Exclude the pictures, then copy all remaining records exactly.

========

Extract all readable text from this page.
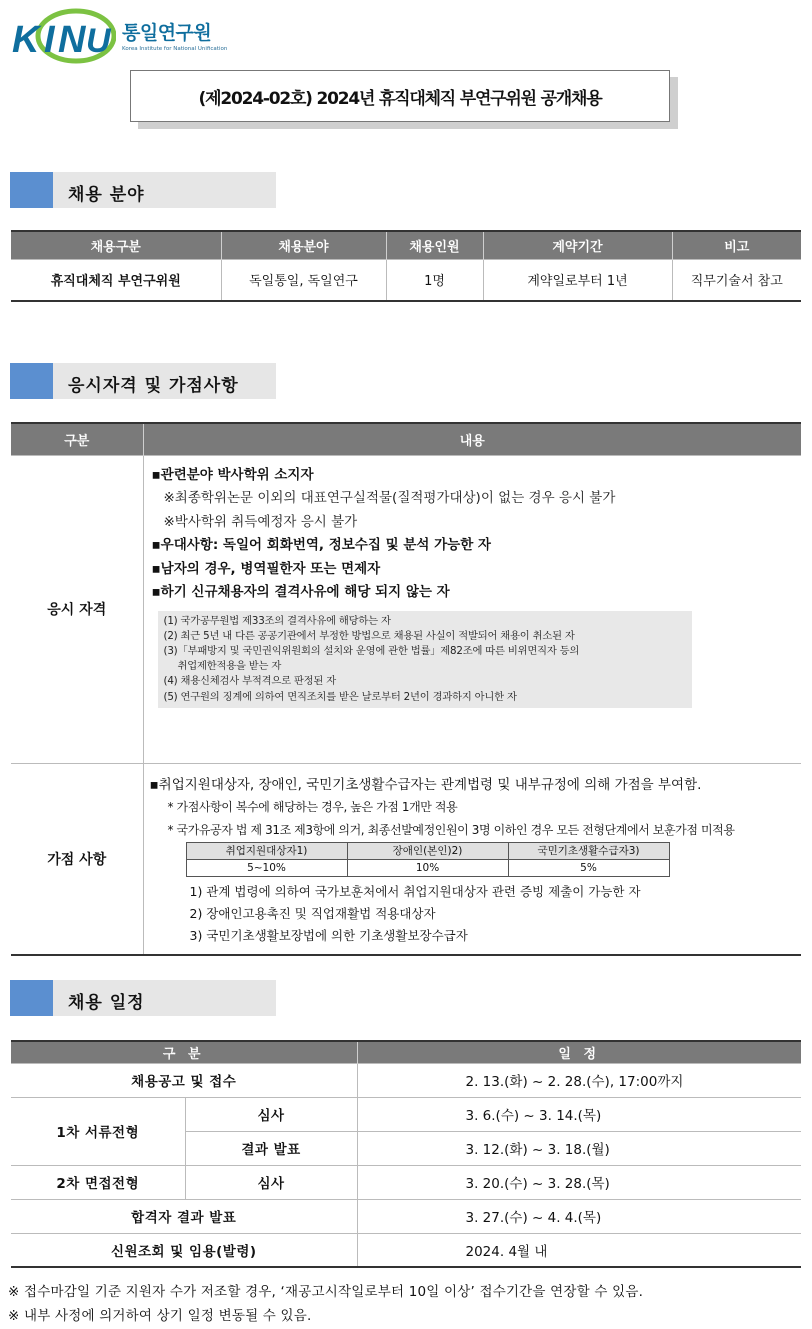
K I N U 통일연구원
Korea Institute for National Unification
(제2024-02호) 2024년 휴직대체직 부연구위원 공개채용
채용 분야
채용구분	채용분야	채용인원	계약기간	비고
휴직대체직 부연구위원	독일통일, 독일연구	1명	계약일로부터 1년	직무기술서 참고
응시자격 및 가점사항
구분	내용
응시 자격	
▪관련분야 박사학위 소지자
※최종학위논문 이외의 대표연구실적물(질적평가대상)이 없는 경우 응시 불가
※박사학위 취득예정자 응시 불가
▪우대사항: 독일어 회화번역, 정보수집 및 분석 가능한 자
▪남자의 경우, 병역필한자 또는 면제자
▪하기 신규채용자의 결격사유에 해당 되지 않는 자
(1) 국가공무원법 제33조의 결격사유에 해당하는 자
(2) 최근 5년 내 다른 공공기관에서 부정한 방법으로 채용된 사실이 적발되어 채용이 취소된 자
(3)「부패방지 및 국민권익위원회의 설치와 운영에 관한 법률」제82조에 따른 비위면직자 등의
취업제한적용을 받는 자
(4) 채용신체검사 부적격으로 판정된 자
(5) 연구원의 징계에 의하여 면직조치를 받은 날로부터 2년이 경과하지 아니한 자

가점 사항	
▪취업지원대상자, 장애인, 국민기초생활수급자는 관계법령 및 내부규정에 의해 가점을 부여함.
* 가점사항이 복수에 해당하는 경우, 높은 가점 1개만 적용
* 국가유공자 법 제 31조 제3항에 의거, 최종선발예정인원이 3명 이하인 경우 모든 전형단계에서 보훈가점 미적용
취업지원대상자1)	장애인(본인)2)	국민기초생활수급자3)
5~10%	10%	5%
1) 관계 법령에 의하여 국가보훈처에서 취업지원대상자 관련 증빙 제출이 가능한 자
2) 장애인고용촉진 및 직업재활법 적용대상자
3) 국민기초생활보장법에 의한 기초생활보장수급자
채용 일정
구 분		일 정
채용공고 및 접수		2. 13.(화) ~ 2. 28.(수), 17:00까지
1차 서류전형	심사	3. 6.(수) ~ 3. 14.(목)
	결과 발표	3. 12.(화) ~ 3. 18.(월)
2차 면접전형	심사	3. 20.(수) ~ 3. 28.(목)
합격자 결과 발표		3. 27.(수) ~ 4. 4.(목)
신원조회 및 임용(발령)		2024. 4월 내
※ 접수마감일 기준 지원자 수가 저조할 경우, ‘재공고시작일로부터 10일 이상’ 접수기간을 연장할 수 있음.
※ 내부 사정에 의거하여 상기 일정 변동될 수 있음.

========

§ **Response to the exercise**:
Extract all readable text from this page.
K I N U 통일연구원
Korea Institute for National Unification
(제2024-02호) 2024년 휴직대체직 부연구위원 공개채용
채용 분야
채용구분	채용분야	채용인원	계약기간	비고
휴직대체직 부연구위원	독일통일, 독일연구	1명	계약일로부터 1년	직무기술서 참고
응시자격 및 가점사항
구분	내용
응시 자격	
▪관련분야 박사학위 소지자
※최종학위논문 이외의 대표연구실적물(질적평가대상)이 없는 경우 응시 불가
※박사학위 취득예정자 응시 불가
▪우대사항: 독일어 회화번역, 정보수집 및 분석 가능한 자
▪남자의 경우, 병역필한자 또는 면제자
▪하기 신규채용자의 결격사유에 해당 되지 않는 자
(1) 국가공무원법 제33조의 결격사유에 해당하는 자
(2) 최근 5년 내 다른 공공기관에서 부정한 방법으로 채용된 사실이 적발되어 채용이 취소된 자
(3)「부패방지 및 국민권익위원회의 설치와 운영에 관한 법률」제82조에 따른 비위면직자 등의
취업제한적용을 받는 자
(4) 채용신체검사 부적격으로 판정된 자
(5) 연구원의 징계에 의하여 면직조치를 받은 날로부터 2년이 경과하지 아니한 자

가점 사항	
▪취업지원대상자, 장애인, 국민기초생활수급자는 관계법령 및 내부규정에 의해 가점을 부여함.
* 가점사항이 복수에 해당하는 경우, 높은 가점 1개만 적용
* 국가유공자 법 제 31조 제3항에 의거, 최종선발예정인원이 3명 이하인 경우 모든 전형단계에서 보훈가점 미적용
취업지원대상자1)	장애인(본인)2)	국민기초생활수급자3)
5~10%	10%	5%
1) 관계 법령에 의하여 국가보훈처에서 취업지원대상자 관련 증빙 제출이 가능한 자
2) 장애인고용촉진 및 직업재활법 적용대상자
3) 국민기초생활보장법에 의한 기초생활보장수급자
채용 일정
구 분		일 정
채용공고 및 접수		2. 13.(화) ~ 2. 28.(수), 17:00까지
1차 서류전형	심사	3. 6.(수) ~ 3. 14.(목)
	결과 발표	3. 12.(화) ~ 3. 18.(월)
2차 면접전형	심사	3. 20.(수) ~ 3. 28.(목)
합격자 결과 발표		3. 27.(수) ~ 4. 4.(목)
신원조회 및 임용(발령)		2024. 4월 내
※ 접수마감일 기준 지원자 수가 저조할 경우, ‘재공고시작일로부터 10일 이상’ 접수기간을 연장할 수 있음.
※ 내부 사정에 의거하여 상기 일정 변동될 수 있음.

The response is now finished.